The records below need retyping in full; give them again exactly.

───── Data in this exercise

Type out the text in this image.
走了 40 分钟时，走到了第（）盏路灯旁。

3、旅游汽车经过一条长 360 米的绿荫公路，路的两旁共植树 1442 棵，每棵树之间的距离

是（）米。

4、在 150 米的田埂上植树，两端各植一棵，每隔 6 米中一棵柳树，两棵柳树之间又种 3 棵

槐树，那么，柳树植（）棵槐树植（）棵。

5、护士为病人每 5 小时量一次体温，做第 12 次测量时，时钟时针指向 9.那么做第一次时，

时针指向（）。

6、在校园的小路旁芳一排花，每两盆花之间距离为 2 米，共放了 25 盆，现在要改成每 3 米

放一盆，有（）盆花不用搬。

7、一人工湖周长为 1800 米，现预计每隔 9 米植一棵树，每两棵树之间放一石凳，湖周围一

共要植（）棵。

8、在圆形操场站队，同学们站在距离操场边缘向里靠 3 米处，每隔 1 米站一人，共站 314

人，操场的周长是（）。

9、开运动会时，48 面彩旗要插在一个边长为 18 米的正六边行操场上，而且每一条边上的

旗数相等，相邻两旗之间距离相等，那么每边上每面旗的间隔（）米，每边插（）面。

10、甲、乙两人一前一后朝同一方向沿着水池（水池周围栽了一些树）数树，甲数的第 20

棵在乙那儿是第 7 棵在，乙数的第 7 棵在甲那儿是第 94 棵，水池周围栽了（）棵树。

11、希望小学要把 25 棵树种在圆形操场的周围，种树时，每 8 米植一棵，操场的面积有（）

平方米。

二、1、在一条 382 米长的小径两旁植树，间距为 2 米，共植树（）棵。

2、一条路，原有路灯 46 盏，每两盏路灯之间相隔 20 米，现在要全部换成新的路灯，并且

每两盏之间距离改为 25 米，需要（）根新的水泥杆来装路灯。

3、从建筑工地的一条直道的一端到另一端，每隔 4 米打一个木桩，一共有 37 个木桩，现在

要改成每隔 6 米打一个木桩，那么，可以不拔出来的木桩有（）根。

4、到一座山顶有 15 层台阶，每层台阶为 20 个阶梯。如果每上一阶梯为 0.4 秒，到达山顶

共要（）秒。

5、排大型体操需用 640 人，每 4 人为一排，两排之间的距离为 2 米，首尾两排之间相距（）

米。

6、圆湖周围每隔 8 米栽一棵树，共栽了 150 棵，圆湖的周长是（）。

──────────

#### Task solution
Type out the text in this image.
走了 40 分钟时，走到了第（）盏路灯旁。

3、旅游汽车经过一条长 360 米的绿荫公路，路的两旁共植树 1442 棵，每棵树之间的距离

是（）米。

4、在 150 米的田埂上植树，两端各植一棵，每隔 6 米中一棵柳树，两棵柳树之间又种 3 棵

槐树，那么，柳树植（）棵槐树植（）棵。

5、护士为病人每 5 小时量一次体温，做第 12 次测量时，时钟时针指向 9.那么做第一次时，

时针指向（）。

6、在校园的小路旁芳一排花，每两盆花之间距离为 2 米，共放了 25 盆，现在要改成每 3 米

放一盆，有（）盆花不用搬。

7、一人工湖周长为 1800 米，现预计每隔 9 米植一棵树，每两棵树之间放一石凳，湖周围一

共要植（）棵。

8、在圆形操场站队，同学们站在距离操场边缘向里靠 3 米处，每隔 1 米站一人，共站 314

人，操场的周长是（）。

9、开运动会时，48 面彩旗要插在一个边长为 18 米的正六边行操场上，而且每一条边上的

旗数相等，相邻两旗之间距离相等，那么每边上每面旗的间隔（）米，每边插（）面。

10、甲、乙两人一前一后朝同一方向沿着水池（水池周围栽了一些树）数树，甲数的第 20

棵在乙那儿是第 7 棵在，乙数的第 7 棵在甲那儿是第 94 棵，水池周围栽了（）棵树。

11、希望小学要把 25 棵树种在圆形操场的周围，种树时，每 8 米植一棵，操场的面积有（）

平方米。

二、1、在一条 382 米长的小径两旁植树，间距为 2 米，共植树（）棵。

2、一条路，原有路灯 46 盏，每两盏路灯之间相隔 20 米，现在要全部换成新的路灯，并且

每两盏之间距离改为 25 米，需要（）根新的水泥杆来装路灯。

3、从建筑工地的一条直道的一端到另一端，每隔 4 米打一个木桩，一共有 37 个木桩，现在

要改成每隔 6 米打一个木桩，那么，可以不拔出来的木桩有（）根。

4、到一座山顶有 15 层台阶，每层台阶为 20 个阶梯。如果每上一阶梯为 0.4 秒，到达山顶

共要（）秒。

5、排大型体操需用 640 人，每 4 人为一排，两排之间的距离为 2 米，首尾两排之间相距（）

米。

6、圆湖周围每隔 8 米栽一棵树，共栽了 150 棵，圆湖的周长是（）。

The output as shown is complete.